- _TO BE DONE_
Copy down all of the data underneath, exactly as shown.

-------- DATASET CONTENT

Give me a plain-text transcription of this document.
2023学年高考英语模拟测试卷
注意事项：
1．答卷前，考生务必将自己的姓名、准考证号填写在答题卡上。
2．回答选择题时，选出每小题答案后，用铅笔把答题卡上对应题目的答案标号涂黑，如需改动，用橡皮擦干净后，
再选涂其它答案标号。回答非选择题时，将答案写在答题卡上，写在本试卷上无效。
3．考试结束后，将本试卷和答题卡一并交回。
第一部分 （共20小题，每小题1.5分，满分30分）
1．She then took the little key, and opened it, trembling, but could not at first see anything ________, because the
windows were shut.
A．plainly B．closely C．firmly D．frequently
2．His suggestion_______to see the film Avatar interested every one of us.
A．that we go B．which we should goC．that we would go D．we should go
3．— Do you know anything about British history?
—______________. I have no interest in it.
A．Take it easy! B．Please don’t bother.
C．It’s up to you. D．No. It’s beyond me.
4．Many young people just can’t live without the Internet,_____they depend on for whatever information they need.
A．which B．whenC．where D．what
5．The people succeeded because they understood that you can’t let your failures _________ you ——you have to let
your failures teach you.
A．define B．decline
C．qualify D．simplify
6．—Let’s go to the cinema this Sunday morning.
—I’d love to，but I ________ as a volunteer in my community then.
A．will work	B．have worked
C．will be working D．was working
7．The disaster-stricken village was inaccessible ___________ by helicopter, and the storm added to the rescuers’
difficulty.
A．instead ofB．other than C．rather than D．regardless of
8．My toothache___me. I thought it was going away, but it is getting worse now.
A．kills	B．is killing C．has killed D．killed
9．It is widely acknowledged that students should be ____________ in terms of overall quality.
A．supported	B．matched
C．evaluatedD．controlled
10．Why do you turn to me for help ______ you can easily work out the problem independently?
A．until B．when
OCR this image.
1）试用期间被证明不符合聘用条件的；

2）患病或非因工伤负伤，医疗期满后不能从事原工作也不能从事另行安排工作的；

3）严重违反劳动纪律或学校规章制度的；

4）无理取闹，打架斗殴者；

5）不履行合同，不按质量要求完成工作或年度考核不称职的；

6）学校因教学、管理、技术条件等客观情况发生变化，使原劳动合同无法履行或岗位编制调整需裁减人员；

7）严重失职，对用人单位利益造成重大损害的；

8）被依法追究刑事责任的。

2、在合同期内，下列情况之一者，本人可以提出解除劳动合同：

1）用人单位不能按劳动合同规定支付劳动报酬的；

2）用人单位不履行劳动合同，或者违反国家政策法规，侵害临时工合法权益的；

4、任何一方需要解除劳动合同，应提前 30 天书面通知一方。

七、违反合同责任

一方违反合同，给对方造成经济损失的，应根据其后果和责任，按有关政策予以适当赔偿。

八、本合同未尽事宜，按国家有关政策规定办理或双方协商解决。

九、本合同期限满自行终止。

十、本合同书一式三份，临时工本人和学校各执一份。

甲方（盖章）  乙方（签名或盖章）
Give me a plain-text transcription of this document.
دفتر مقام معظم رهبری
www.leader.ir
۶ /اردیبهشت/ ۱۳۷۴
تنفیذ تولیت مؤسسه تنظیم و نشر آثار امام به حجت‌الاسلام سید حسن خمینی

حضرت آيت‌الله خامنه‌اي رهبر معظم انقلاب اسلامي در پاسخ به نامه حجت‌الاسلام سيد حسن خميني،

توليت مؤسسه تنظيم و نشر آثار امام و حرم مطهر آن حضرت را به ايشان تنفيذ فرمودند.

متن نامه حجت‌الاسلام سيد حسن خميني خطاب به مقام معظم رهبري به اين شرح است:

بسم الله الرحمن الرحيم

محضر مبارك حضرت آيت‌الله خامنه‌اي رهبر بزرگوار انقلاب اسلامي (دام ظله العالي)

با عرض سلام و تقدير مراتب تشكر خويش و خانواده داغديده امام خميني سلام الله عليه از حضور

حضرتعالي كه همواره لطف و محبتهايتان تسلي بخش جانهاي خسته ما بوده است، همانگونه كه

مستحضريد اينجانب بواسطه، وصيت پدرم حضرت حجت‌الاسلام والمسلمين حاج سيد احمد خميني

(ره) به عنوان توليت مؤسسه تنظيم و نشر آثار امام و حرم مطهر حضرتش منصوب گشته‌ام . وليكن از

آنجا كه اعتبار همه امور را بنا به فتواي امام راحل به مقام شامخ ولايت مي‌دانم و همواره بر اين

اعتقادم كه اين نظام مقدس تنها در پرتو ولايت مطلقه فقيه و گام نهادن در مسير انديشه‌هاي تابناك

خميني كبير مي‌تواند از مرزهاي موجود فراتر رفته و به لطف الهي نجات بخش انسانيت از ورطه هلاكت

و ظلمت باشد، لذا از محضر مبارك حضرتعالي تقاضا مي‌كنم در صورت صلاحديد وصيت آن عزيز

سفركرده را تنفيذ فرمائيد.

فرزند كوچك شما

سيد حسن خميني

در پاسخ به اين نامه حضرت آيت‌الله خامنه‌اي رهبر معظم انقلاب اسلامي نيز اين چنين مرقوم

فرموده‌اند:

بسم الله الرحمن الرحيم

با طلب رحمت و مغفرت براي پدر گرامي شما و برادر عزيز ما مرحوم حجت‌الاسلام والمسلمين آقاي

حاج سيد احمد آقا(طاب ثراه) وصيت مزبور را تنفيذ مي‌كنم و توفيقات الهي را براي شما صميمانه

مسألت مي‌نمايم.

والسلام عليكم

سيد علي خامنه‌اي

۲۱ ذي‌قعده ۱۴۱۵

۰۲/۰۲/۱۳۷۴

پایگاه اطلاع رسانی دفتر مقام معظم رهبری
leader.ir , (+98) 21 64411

----------------

- _OUTPUT FOR THIS TASK_
Give me a plain-text transcription of this document.
2023学年高考英语模拟测试卷
注意事项：
1．答卷前，考生务必将自己的姓名、准考证号填写在答题卡上。
2．回答选择题时，选出每小题答案后，用铅笔把答题卡上对应题目的答案标号涂黑，如需改动，用橡皮擦干净后，
再选涂其它答案标号。回答非选择题时，将答案写在答题卡上，写在本试卷上无效。
3．考试结束后，将本试卷和答题卡一并交回。
第一部分 （共20小题，每小题1.5分，满分30分）
1．She then took the little key, and opened it, trembling, but could not at first see anything ________, because the
windows were shut.
A．plainly B．closely C．firmly D．frequently
2．His suggestion_______to see the film Avatar interested every one of us.
A．that we go B．which we should goC．that we would go D．we should go
3．— Do you know anything about British history?
—______________. I have no interest in it.
A．Take it easy! B．Please don’t bother.
C．It’s up to you. D．No. It’s beyond me.
4．Many young people just can’t live without the Internet,_____they depend on for whatever information they need.
A．which B．whenC．where D．what
5．The people succeeded because they understood that you can’t let your failures _________ you ——you have to let
your failures teach you.
A．define B．decline
C．qualify D．simplify
6．—Let’s go to the cinema this Sunday morning.
—I’d love to，but I ________ as a volunteer in my community then.
A．will work	B．have worked
C．will be working D．was working
7．The disaster-stricken village was inaccessible ___________ by helicopter, and the storm added to the rescuers’
difficulty.
A．instead ofB．other than C．rather than D．regardless of
8．My toothache___me. I thought it was going away, but it is getting worse now.
A．kills	B．is killing C．has killed D．killed
9．It is widely acknowledged that students should be ____________ in terms of overall quality.
A．supported	B．matched
C．evaluatedD．controlled
10．Why do you turn to me for help ______ you can easily work out the problem independently?
A．until B．when
OCR this image.
1）试用期间被证明不符合聘用条件的；

2）患病或非因工伤负伤，医疗期满后不能从事原工作也不能从事另行安排工作的；

3）严重违反劳动纪律或学校规章制度的；

4）无理取闹，打架斗殴者；

5）不履行合同，不按质量要求完成工作或年度考核不称职的；

6）学校因教学、管理、技术条件等客观情况发生变化，使原劳动合同无法履行或岗位编制调整需裁减人员；

7）严重失职，对用人单位利益造成重大损害的；

8）被依法追究刑事责任的。

2、在合同期内，下列情况之一者，本人可以提出解除劳动合同：

1）用人单位不能按劳动合同规定支付劳动报酬的；

2）用人单位不履行劳动合同，或者违反国家政策法规，侵害临时工合法权益的；

4、任何一方需要解除劳动合同，应提前 30 天书面通知一方。

七、违反合同责任

一方违反合同，给对方造成经济损失的，应根据其后果和责任，按有关政策予以适当赔偿。

八、本合同未尽事宜，按国家有关政策规定办理或双方协商解决。

九、本合同期限满自行终止。

十、本合同书一式三份，临时工本人和学校各执一份。

甲方（盖章）  乙方（签名或盖章）
Give me a plain-text transcription of this document.
دفتر مقام معظم رهبری
www.leader.ir
۶ /اردیبهشت/ ۱۳۷۴
تنفیذ تولیت مؤسسه تنظیم و نشر آثار امام به حجت‌الاسلام سید حسن خمینی

حضرت آيت‌الله خامنه‌اي رهبر معظم انقلاب اسلامي در پاسخ به نامه حجت‌الاسلام سيد حسن خميني،

توليت مؤسسه تنظيم و نشر آثار امام و حرم مطهر آن حضرت را به ايشان تنفيذ فرمودند.

متن نامه حجت‌الاسلام سيد حسن خميني خطاب به مقام معظم رهبري به اين شرح است:

بسم الله الرحمن الرحيم

محضر مبارك حضرت آيت‌الله خامنه‌اي رهبر بزرگوار انقلاب اسلامي (دام ظله العالي)

با عرض سلام و تقدير مراتب تشكر خويش و خانواده داغديده امام خميني سلام الله عليه از حضور

حضرتعالي كه همواره لطف و محبتهايتان تسلي بخش جانهاي خسته ما بوده است، همانگونه كه

مستحضريد اينجانب بواسطه، وصيت پدرم حضرت حجت‌الاسلام والمسلمين حاج سيد احمد خميني

(ره) به عنوان توليت مؤسسه تنظيم و نشر آثار امام و حرم مطهر حضرتش منصوب گشته‌ام . وليكن از

آنجا كه اعتبار همه امور را بنا به فتواي امام راحل به مقام شامخ ولايت مي‌دانم و همواره بر اين

اعتقادم كه اين نظام مقدس تنها در پرتو ولايت مطلقه فقيه و گام نهادن در مسير انديشه‌هاي تابناك

خميني كبير مي‌تواند از مرزهاي موجود فراتر رفته و به لطف الهي نجات بخش انسانيت از ورطه هلاكت

و ظلمت باشد، لذا از محضر مبارك حضرتعالي تقاضا مي‌كنم در صورت صلاحديد وصيت آن عزيز

سفركرده را تنفيذ فرمائيد.

فرزند كوچك شما

سيد حسن خميني

در پاسخ به اين نامه حضرت آيت‌الله خامنه‌اي رهبر معظم انقلاب اسلامي نيز اين چنين مرقوم

فرموده‌اند:

بسم الله الرحمن الرحيم

با طلب رحمت و مغفرت براي پدر گرامي شما و برادر عزيز ما مرحوم حجت‌الاسلام والمسلمين آقاي

حاج سيد احمد آقا(طاب ثراه) وصيت مزبور را تنفيذ مي‌كنم و توفيقات الهي را براي شما صميمانه

مسألت مي‌نمايم.

والسلام عليكم

سيد علي خامنه‌اي

۲۱ ذي‌قعده ۱۴۱۵

۰۲/۰۲/۱۳۷۴

پایگاه اطلاع رسانی دفتر مقام معظم رهبری
leader.ir , (+98) 21 64411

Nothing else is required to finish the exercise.